• _Extract to read_
The course for the team time trial is 38.8 km, and has a total elevation of 240 m. The team time trial starts in Henrico County at Lewis Ginter Botanical Garden, originally the Lakeside Wheel Club, founded in 1895 as a gathering spot for turn-of-the-century cyclists. The first kilometers go through Richmond's historic Northside neighborhoods leading into downtown. The course continues east of Richmond down rural Route 5, which parallels the 50-mile Virginia Capital Trail. The first few kilometers are scenic, flat, open roads that eventually narrow and wind through Richmond National Battlefield Park, a historic Civil War site. The race re-enters the city through Shockoe Bottom, eventually making a hard right turn on Governor Street to ascend 300 m. At the top, the teams have to take a sharp left turn onto the false-flat finishing straight, 680 m to the finish.

• _Listed entries_

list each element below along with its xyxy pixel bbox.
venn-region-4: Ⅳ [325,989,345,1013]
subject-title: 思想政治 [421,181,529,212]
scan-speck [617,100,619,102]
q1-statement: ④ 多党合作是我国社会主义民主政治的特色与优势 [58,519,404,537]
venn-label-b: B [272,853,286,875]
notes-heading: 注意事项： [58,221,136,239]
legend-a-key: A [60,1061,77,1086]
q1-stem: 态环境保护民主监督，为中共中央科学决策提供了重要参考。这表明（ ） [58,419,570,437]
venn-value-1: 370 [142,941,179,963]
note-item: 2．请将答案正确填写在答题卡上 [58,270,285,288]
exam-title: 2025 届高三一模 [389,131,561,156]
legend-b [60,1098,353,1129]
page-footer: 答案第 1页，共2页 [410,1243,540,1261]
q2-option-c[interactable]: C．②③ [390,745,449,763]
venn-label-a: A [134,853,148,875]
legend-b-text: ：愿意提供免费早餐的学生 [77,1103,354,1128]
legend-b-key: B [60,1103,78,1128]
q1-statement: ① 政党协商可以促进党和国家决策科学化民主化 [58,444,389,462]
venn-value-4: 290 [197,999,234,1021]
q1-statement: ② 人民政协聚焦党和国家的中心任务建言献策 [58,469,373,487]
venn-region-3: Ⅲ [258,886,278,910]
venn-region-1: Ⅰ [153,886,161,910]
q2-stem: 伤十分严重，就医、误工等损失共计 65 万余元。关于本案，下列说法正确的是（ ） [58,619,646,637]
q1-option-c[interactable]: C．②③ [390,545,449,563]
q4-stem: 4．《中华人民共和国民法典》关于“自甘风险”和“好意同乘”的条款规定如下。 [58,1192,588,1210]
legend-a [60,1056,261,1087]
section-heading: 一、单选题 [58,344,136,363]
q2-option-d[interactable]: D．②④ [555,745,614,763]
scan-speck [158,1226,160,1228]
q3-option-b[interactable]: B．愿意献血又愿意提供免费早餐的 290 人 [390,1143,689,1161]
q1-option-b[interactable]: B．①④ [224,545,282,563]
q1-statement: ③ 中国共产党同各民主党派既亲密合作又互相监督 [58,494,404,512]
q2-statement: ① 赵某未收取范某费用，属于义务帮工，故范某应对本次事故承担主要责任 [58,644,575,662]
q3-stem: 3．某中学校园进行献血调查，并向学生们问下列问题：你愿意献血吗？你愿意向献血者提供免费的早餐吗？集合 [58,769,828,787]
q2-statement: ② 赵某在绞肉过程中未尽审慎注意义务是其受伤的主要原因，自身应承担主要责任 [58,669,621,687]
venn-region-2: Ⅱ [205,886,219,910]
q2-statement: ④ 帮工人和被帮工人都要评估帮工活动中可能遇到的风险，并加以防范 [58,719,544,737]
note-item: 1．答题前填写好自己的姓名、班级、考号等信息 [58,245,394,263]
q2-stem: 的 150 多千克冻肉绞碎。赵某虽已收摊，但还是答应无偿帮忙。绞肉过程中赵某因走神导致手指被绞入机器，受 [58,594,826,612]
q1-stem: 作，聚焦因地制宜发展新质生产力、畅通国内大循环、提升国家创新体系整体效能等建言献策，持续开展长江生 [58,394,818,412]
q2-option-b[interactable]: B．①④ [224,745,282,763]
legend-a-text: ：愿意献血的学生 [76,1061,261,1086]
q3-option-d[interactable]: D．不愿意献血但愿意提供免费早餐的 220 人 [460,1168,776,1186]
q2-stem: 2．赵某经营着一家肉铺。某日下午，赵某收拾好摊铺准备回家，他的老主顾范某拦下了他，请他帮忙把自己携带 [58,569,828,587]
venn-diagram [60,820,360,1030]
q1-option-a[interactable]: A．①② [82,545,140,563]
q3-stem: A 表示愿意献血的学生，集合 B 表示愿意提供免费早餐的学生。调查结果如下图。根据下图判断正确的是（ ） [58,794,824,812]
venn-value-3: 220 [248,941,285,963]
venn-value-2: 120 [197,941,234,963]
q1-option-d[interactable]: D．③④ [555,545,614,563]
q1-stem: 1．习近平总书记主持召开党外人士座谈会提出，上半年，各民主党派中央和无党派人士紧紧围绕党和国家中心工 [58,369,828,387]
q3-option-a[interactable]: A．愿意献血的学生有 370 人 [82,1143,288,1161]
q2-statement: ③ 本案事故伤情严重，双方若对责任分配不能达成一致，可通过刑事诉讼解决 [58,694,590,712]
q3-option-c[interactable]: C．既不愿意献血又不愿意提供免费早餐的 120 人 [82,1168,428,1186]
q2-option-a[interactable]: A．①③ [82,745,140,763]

• _Study questions_
a. In the course description, rename "Lakeside Wheel Club" as "Lakeside Cycling Club" within the part that opens with the words "The course for" and closes with "to the finish.".
b. In the course description, how far is the finish from the sharp left turn at the top of Governor Street?
Rely only on the course description for these answers.

• _Solutions to the exercise_
a.
The course for the team time trial is 38.8 km, and has a total elevation of 240 m. The team time trial starts in Henrico County at Lewis Ginter Botanical Garden, originally the Lakeside Cycling Club, founded in 1895 as a gathering spot for turn-of-the-century cyclists. The first kilometers go through Richmond's historic Northside neighborhoods leading into downtown. The course continues east of Richmond down rural Route 5, which parallels the 50-mile Virginia Capital Trail. The first few kilometers are scenic, flat, open roads that eventually narrow and wind through Richmond National Battlefield Park, a historic Civil War site. The race re-enters the city through Shockoe Bottom, eventually making a hard right turn on Governor Street to ascend 300 m. At the top, the teams have to take a sharp left turn onto the false-flat finishing straight, 680 m to the finish.

b. 680 m.